Source records:
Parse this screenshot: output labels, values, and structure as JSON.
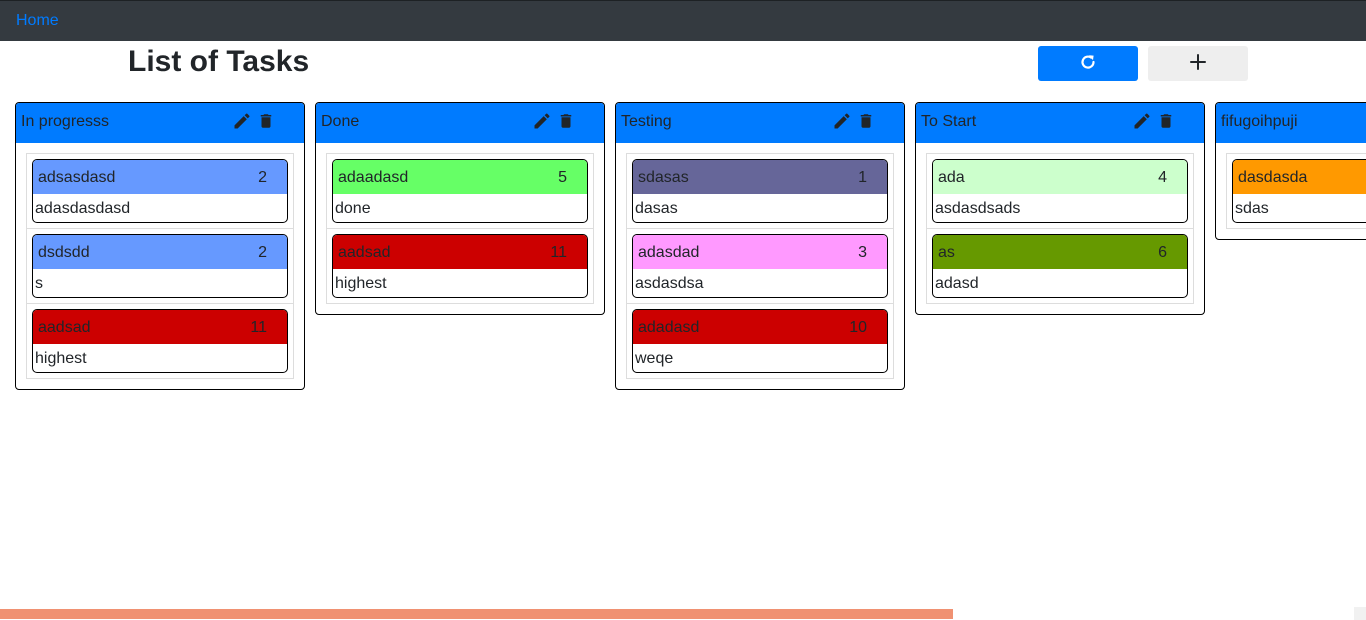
{
  "nav": {
    "home_label": "Home"
  },
  "page": {
    "title": "List of Tasks"
  },
  "toolbar": {
    "refresh_icon": "refresh-icon",
    "add_icon": "plus-icon"
  },
  "colors": {
    "header": "#007bff",
    "navbar": "#343a40",
    "progress": "#f09172"
  },
  "columns": [
    {
      "title": "In progresss",
      "cards": [
        {
          "name": "adsasdasd",
          "count": "2",
          "desc": "adasdasdasd",
          "color": "#6699ff"
        },
        {
          "name": "dsdsdd",
          "count": "2",
          "desc": "s",
          "color": "#6699ff"
        },
        {
          "name": "aadsad",
          "count": "11",
          "desc": "highest",
          "color": "#cc0000"
        }
      ]
    },
    {
      "title": "Done",
      "cards": [
        {
          "name": "adaadasd",
          "count": "5",
          "desc": "done",
          "color": "#66ff66"
        },
        {
          "name": "aadsad",
          "count": "11",
          "desc": "highest",
          "color": "#cc0000"
        }
      ]
    },
    {
      "title": "Testing",
      "cards": [
        {
          "name": "sdasas",
          "count": "1",
          "desc": "dasas",
          "color": "#666699"
        },
        {
          "name": "adasdad",
          "count": "3",
          "desc": "asdasdsa",
          "color": "#ff99ff"
        },
        {
          "name": "adadasd",
          "count": "10",
          "desc": "weqe",
          "color": "#cc0000"
        }
      ]
    },
    {
      "title": "To Start",
      "cards": [
        {
          "name": "ada",
          "count": "4",
          "desc": "asdasdsads",
          "color": "#ccffcc"
        },
        {
          "name": "as",
          "count": "6",
          "desc": "adasd",
          "color": "#669900"
        }
      ]
    },
    {
      "title": "fifugoihpuji",
      "cards": [
        {
          "name": "dasdasda",
          "count": "",
          "desc": "sdas",
          "color": "#ff9900"
        }
      ]
    }
  ]
}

#### [WHAT THE EXERCISE ASKS]
Give every line above again exactly, with no pictures.

#### [WRITTEN SOLUTION]
Parse this screenshot: output labels, values, and structure as JSON.
{
  "nav": {
    "home_label": "Home"
  },
  "page": {
    "title": "List of Tasks"
  },
  "toolbar": {
    "refresh_icon": "refresh-icon",
    "add_icon": "plus-icon"
  },
  "colors": {
    "header": "#007bff",
    "navbar": "#343a40",
    "progress": "#f09172"
  },
  "columns": [
    {
      "title": "In progresss",
      "cards": [
        {
          "name": "adsasdasd",
          "count": "2",
          "desc": "adasdasdasd",
          "color": "#6699ff"
        },
        {
          "name": "dsdsdd",
          "count": "2",
          "desc": "s",
          "color": "#6699ff"
        },
        {
          "name": "aadsad",
          "count": "11",
          "desc": "highest",
          "color": "#cc0000"
        }
      ]
    },
    {
      "title": "Done",
      "cards": [
        {
          "name": "adaadasd",
          "count": "5",
          "desc": "done",
          "color": "#66ff66"
        },
        {
          "name": "aadsad",
          "count": "11",
          "desc": "highest",
          "color": "#cc0000"
        }
      ]
    },
    {
      "title": "Testing",
      "cards": [
        {
          "name": "sdasas",
          "count": "1",
          "desc": "dasas",
          "color": "#666699"
        },
        {
          "name": "adasdad",
          "count": "3",
          "desc": "asdasdsa",
          "color": "#ff99ff"
        },
        {
          "name": "adadasd",
          "count": "10",
          "desc": "weqe",
          "color": "#cc0000"
        }
      ]
    },
    {
      "title": "To Start",
      "cards": [
        {
          "name": "ada",
          "count": "4",
          "desc": "asdasdsads",
          "color": "#ccffcc"
        },
        {
          "name": "as",
          "count": "6",
          "desc": "adasd",
          "color": "#669900"
        }
      ]
    },
    {
      "title": "fifugoihpuji",
      "cards": [
        {
          "name": "dasdasda",
          "count": "",
          "desc": "sdas",
          "color": "#ff9900"
        }
      ]
    }
  ]
}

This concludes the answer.